GEGEVEN OPDRACHT | Kun je alle regels hieronder opnieuw weergeven, met "left-pen" overal vervangen door "linker-hok" en verder niets veranderd? Laat de afbeeldingen weg uit je antwoord.

AANGELEVERDE REGELS |
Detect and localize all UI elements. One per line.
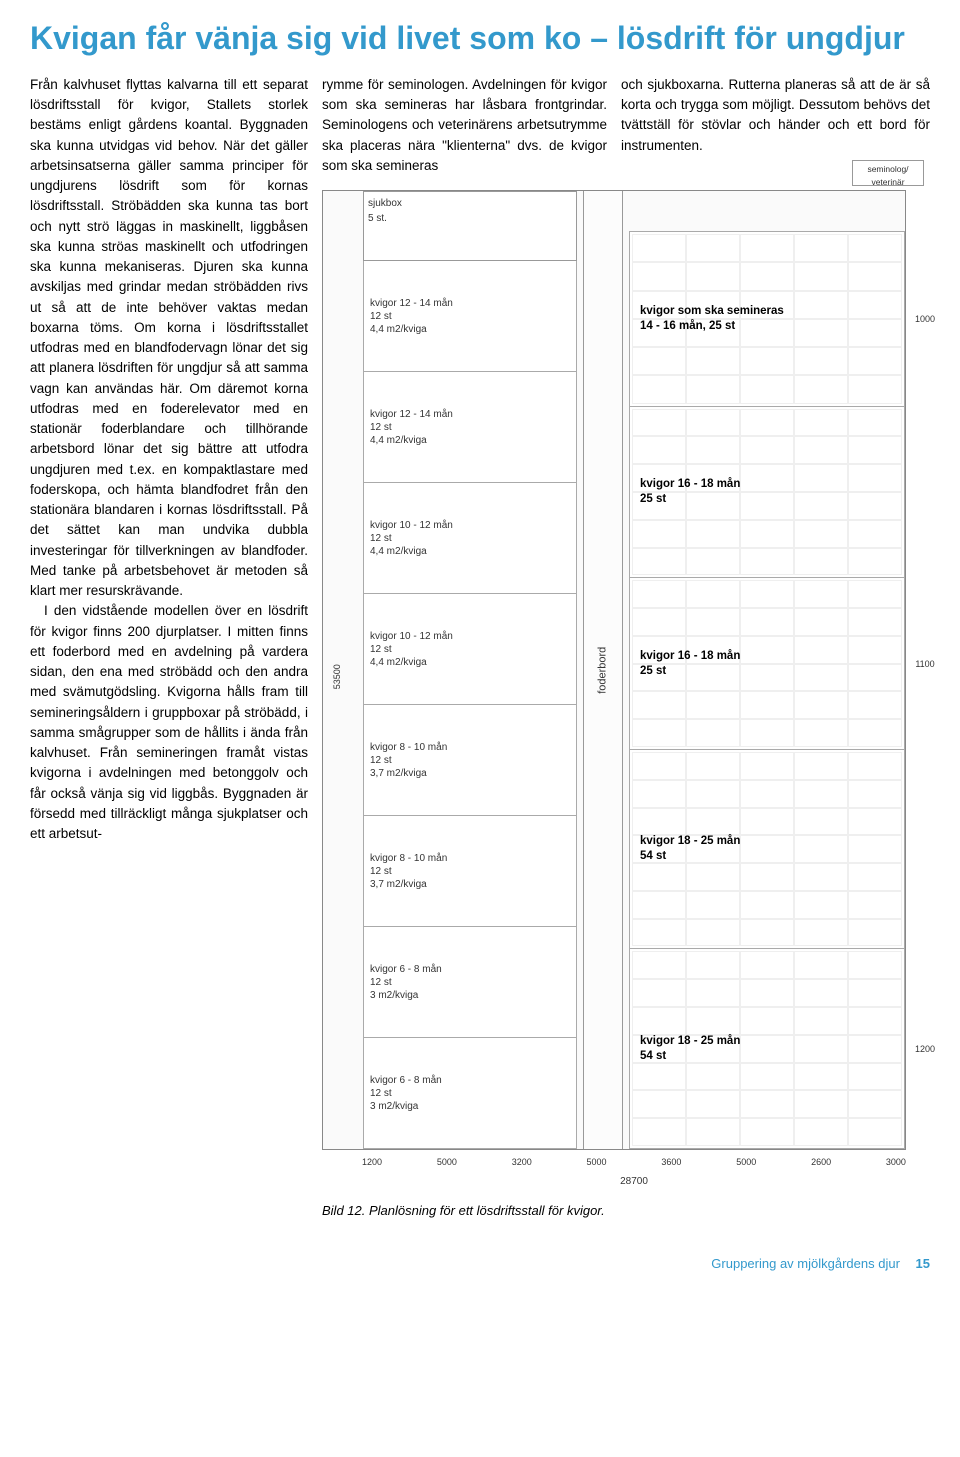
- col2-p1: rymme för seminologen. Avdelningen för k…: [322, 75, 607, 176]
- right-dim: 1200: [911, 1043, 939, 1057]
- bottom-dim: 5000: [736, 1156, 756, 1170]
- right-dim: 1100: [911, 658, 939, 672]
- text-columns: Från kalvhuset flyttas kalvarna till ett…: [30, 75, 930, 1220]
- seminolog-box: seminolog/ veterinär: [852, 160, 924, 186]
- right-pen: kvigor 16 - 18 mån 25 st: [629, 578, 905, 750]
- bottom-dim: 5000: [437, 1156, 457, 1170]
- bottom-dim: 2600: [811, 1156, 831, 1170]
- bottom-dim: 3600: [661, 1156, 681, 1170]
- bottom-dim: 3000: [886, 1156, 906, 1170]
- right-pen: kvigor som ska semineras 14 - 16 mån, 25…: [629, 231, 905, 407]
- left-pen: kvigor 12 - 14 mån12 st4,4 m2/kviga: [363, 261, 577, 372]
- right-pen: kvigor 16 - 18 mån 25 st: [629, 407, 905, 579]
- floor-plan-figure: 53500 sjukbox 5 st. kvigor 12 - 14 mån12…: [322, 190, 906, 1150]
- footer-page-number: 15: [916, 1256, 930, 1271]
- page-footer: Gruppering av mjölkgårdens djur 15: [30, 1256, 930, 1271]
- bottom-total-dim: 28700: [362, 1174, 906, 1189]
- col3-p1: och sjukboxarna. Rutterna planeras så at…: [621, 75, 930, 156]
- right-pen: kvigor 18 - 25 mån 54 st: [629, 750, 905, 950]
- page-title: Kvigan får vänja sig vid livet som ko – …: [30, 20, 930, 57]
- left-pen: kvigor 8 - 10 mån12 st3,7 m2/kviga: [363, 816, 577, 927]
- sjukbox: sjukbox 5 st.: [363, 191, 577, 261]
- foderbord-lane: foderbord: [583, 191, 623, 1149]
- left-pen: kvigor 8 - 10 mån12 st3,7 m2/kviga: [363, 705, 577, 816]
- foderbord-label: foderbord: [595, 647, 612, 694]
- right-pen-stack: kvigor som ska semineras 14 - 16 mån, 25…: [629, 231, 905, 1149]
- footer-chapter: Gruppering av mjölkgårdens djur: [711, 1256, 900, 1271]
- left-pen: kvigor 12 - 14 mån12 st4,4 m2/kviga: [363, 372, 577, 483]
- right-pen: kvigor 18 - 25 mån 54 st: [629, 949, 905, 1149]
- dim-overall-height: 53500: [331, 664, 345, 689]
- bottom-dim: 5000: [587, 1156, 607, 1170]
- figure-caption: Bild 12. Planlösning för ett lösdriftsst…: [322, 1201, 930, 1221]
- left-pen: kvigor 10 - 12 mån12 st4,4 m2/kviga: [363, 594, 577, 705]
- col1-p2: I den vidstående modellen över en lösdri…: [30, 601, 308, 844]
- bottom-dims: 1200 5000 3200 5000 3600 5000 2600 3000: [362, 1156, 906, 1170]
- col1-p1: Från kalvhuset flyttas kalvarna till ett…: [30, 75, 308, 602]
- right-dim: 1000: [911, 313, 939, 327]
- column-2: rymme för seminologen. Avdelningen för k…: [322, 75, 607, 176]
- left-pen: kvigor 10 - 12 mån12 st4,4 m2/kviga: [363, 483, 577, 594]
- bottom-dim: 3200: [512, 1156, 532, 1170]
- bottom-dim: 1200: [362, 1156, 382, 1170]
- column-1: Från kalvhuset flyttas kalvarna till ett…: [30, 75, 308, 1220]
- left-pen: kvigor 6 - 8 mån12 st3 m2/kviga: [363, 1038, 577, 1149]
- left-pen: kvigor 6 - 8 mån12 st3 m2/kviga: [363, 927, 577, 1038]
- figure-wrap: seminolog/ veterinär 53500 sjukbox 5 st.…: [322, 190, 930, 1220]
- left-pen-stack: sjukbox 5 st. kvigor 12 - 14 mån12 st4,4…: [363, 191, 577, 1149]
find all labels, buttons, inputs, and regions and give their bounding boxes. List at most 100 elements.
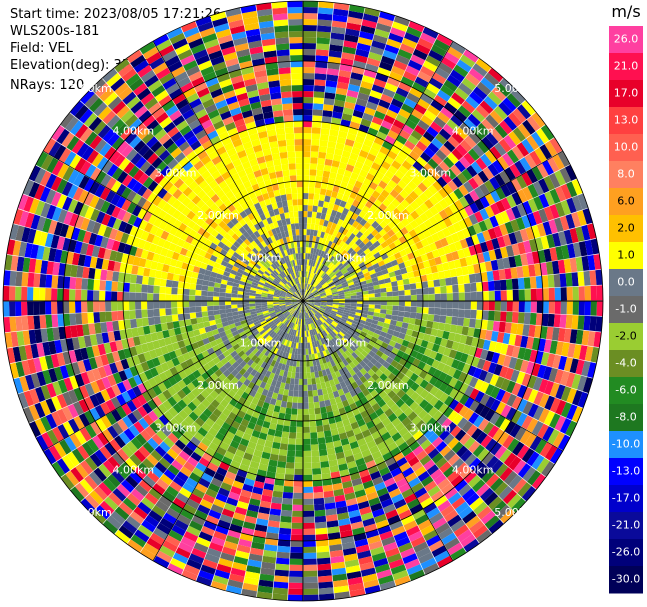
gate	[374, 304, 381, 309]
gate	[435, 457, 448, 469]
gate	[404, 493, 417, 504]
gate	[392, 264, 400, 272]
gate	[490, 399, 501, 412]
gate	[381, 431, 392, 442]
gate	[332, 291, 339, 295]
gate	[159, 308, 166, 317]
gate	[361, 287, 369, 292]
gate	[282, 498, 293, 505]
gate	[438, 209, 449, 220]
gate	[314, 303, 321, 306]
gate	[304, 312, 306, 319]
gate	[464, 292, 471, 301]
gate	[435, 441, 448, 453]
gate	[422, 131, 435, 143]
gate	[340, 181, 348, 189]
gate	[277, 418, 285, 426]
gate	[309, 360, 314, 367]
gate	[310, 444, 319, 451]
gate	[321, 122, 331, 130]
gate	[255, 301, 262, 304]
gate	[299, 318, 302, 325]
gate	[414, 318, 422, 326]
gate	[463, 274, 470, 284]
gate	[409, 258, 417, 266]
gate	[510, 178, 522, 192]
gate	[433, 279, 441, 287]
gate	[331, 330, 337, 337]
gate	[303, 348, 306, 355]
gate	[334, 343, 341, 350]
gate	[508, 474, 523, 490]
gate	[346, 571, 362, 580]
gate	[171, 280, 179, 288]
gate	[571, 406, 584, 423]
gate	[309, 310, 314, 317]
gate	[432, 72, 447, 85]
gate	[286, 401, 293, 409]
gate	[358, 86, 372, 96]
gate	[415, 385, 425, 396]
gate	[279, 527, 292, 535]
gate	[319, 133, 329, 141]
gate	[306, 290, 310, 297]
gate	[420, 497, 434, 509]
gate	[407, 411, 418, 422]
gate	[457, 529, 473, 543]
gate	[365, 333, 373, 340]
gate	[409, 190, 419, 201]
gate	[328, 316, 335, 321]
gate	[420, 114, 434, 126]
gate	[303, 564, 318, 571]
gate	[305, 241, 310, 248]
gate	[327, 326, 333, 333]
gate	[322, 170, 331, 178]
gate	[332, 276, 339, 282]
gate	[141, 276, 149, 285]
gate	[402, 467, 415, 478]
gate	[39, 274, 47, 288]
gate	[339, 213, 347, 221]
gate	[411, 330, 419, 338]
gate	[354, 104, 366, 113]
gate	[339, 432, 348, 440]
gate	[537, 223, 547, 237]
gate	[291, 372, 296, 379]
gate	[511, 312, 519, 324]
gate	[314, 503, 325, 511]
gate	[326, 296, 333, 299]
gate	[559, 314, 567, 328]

ANTWOORD OPDRACHT |
Detect and localize all UI elements. One per line.
- col2-p1: rymme för seminologen. Avdelningen för k…: [322, 75, 607, 176]
- right-dim: 1200: [911, 1043, 939, 1057]
- bottom-dim: 5000: [736, 1156, 756, 1170]
- right-dim: 1100: [911, 658, 939, 672]
- text-columns: Från kalvhuset flyttas kalvarna till ett…: [30, 75, 930, 1220]
- seminolog-box: seminolog/ veterinär: [852, 160, 924, 186]
- right-pen: kvigor 16 - 18 mån 25 st: [629, 578, 905, 750]
- bottom-dim: 5000: [437, 1156, 457, 1170]
- bottom-dim: 2600: [811, 1156, 831, 1170]
- bottom-dim: 3600: [661, 1156, 681, 1170]
- bottom-dim: 3000: [886, 1156, 906, 1170]
- right-pen: kvigor som ska semineras 14 - 16 mån, 25…: [629, 231, 905, 407]
- linker-hok: kvigor 12 - 14 mån12 st4,4 m2/kviga: [363, 261, 577, 372]
- right-pen: kvigor 16 - 18 mån 25 st: [629, 407, 905, 579]
- floor-plan-figure: 53500 sjukbox 5 st. kvigor 12 - 14 mån12…: [322, 190, 906, 1150]
- footer-page-number: 15: [916, 1256, 930, 1271]
- page-footer: Gruppering av mjölkgårdens djur 15: [30, 1256, 930, 1271]
- bottom-total-dim: 28700: [362, 1174, 906, 1189]
- col3-p1: och sjukboxarna. Rutterna planeras så at…: [621, 75, 930, 156]
- right-pen: kvigor 18 - 25 mån 54 st: [629, 750, 905, 950]
- page-title: Kvigan får vänja sig vid livet som ko – …: [30, 20, 930, 57]
- linker-hok: kvigor 8 - 10 mån12 st3,7 m2/kviga: [363, 816, 577, 927]
- sjukbox: sjukbox 5 st.: [363, 191, 577, 261]
- foderbord-lane: foderbord: [583, 191, 623, 1149]
- linker-hok: kvigor 8 - 10 mån12 st3,7 m2/kviga: [363, 705, 577, 816]
- foderbord-label: foderbord: [595, 647, 612, 694]
- right-pen-stack: kvigor som ska semineras 14 - 16 mån, 25…: [629, 231, 905, 1149]
- footer-chapter: Gruppering av mjölkgårdens djur: [711, 1256, 900, 1271]
- linker-hok: kvigor 12 - 14 mån12 st4,4 m2/kviga: [363, 372, 577, 483]
- right-pen: kvigor 18 - 25 mån 54 st: [629, 949, 905, 1149]
- dim-overall-height: 53500: [331, 664, 345, 689]
- bottom-dim: 5000: [587, 1156, 607, 1170]
- figure-caption: Bild 12. Planlösning för ett lösdriftsst…: [322, 1201, 930, 1221]
- linker-hok: kvigor 10 - 12 mån12 st4,4 m2/kviga: [363, 594, 577, 705]
- col1-p2: I den vidstående modellen över en lösdri…: [30, 601, 308, 844]
- bottom-dims: 1200 5000 3200 5000 3600 5000 2600 3000: [362, 1156, 906, 1170]
- col1-p1: Från kalvhuset flyttas kalvarna till ett…: [30, 75, 308, 602]
- right-dim: 1000: [911, 313, 939, 327]
- column-2: rymme för seminologen. Avdelningen för k…: [322, 75, 607, 176]
- linker-hok: kvigor 10 - 12 mån12 st4,4 m2/kviga: [363, 483, 577, 594]
- bottom-dim: 3200: [512, 1156, 532, 1170]
- bottom-dim: 1200: [362, 1156, 382, 1170]
- column-1: Från kalvhuset flyttas kalvarna till ett…: [30, 75, 308, 1220]
- linker-hok: kvigor 6 - 8 mån12 st3 m2/kviga: [363, 1038, 577, 1149]
- linker-hok: kvigor 6 - 8 mån12 st3 m2/kviga: [363, 927, 577, 1038]
- figure-wrap: seminolog/ veterinär 53500 sjukbox 5 st.…: [322, 190, 930, 1220]
- linker-hok-stack: sjukbox 5 st. kvigor 12 - 14 mån12 st4,4…: [363, 191, 577, 1149]
find all labels, buttons, inputs, and regions and give their bounding boxes. List at most 100 elements.
gate	[374, 304, 381, 309]
gate	[435, 457, 448, 469]
gate	[404, 493, 417, 504]
gate	[392, 264, 400, 272]
gate	[490, 399, 501, 412]
gate	[381, 431, 392, 442]
gate	[332, 291, 339, 295]
gate	[159, 308, 166, 317]
gate	[361, 287, 369, 292]
gate	[282, 498, 293, 505]
gate	[438, 209, 449, 220]
gate	[314, 303, 321, 306]
gate	[304, 312, 306, 319]
gate	[464, 292, 471, 301]
gate	[435, 441, 448, 453]
gate	[422, 131, 435, 143]
gate	[340, 181, 348, 189]
gate	[277, 418, 285, 426]
gate	[309, 360, 314, 367]
gate	[310, 444, 319, 451]
gate	[321, 122, 331, 130]
gate	[255, 301, 262, 304]
gate	[299, 318, 302, 325]
gate	[414, 318, 422, 326]
gate	[463, 274, 470, 284]
gate	[409, 258, 417, 266]
gate	[510, 178, 522, 192]
gate	[433, 279, 441, 287]
gate	[331, 330, 337, 337]
gate	[303, 348, 306, 355]
gate	[334, 343, 341, 350]
gate	[508, 474, 523, 490]
gate	[346, 571, 362, 580]
gate	[171, 280, 179, 288]
gate	[571, 406, 584, 423]
gate	[309, 310, 314, 317]
gate	[432, 72, 447, 85]
gate	[286, 401, 293, 409]
gate	[358, 86, 372, 96]
gate	[415, 385, 425, 396]
gate	[279, 527, 292, 535]
gate	[319, 133, 329, 141]
gate	[306, 290, 310, 297]
gate	[420, 497, 434, 509]
gate	[407, 411, 418, 422]
gate	[457, 529, 473, 543]
gate	[365, 333, 373, 340]
gate	[409, 190, 419, 201]
gate	[328, 316, 335, 321]
gate	[420, 114, 434, 126]
gate	[303, 564, 318, 571]
gate	[305, 241, 310, 248]
gate	[327, 326, 333, 333]
gate	[322, 170, 331, 178]
gate	[332, 276, 339, 282]
gate	[141, 276, 149, 285]
gate	[402, 467, 415, 478]
gate	[39, 274, 47, 288]
gate	[339, 213, 347, 221]
gate	[411, 330, 419, 338]
gate	[354, 104, 366, 113]
gate	[339, 432, 348, 440]
gate	[537, 223, 547, 237]
gate	[291, 372, 296, 379]
gate	[511, 312, 519, 324]
gate	[314, 503, 325, 511]
gate	[326, 296, 333, 299]
gate	[559, 314, 567, 328]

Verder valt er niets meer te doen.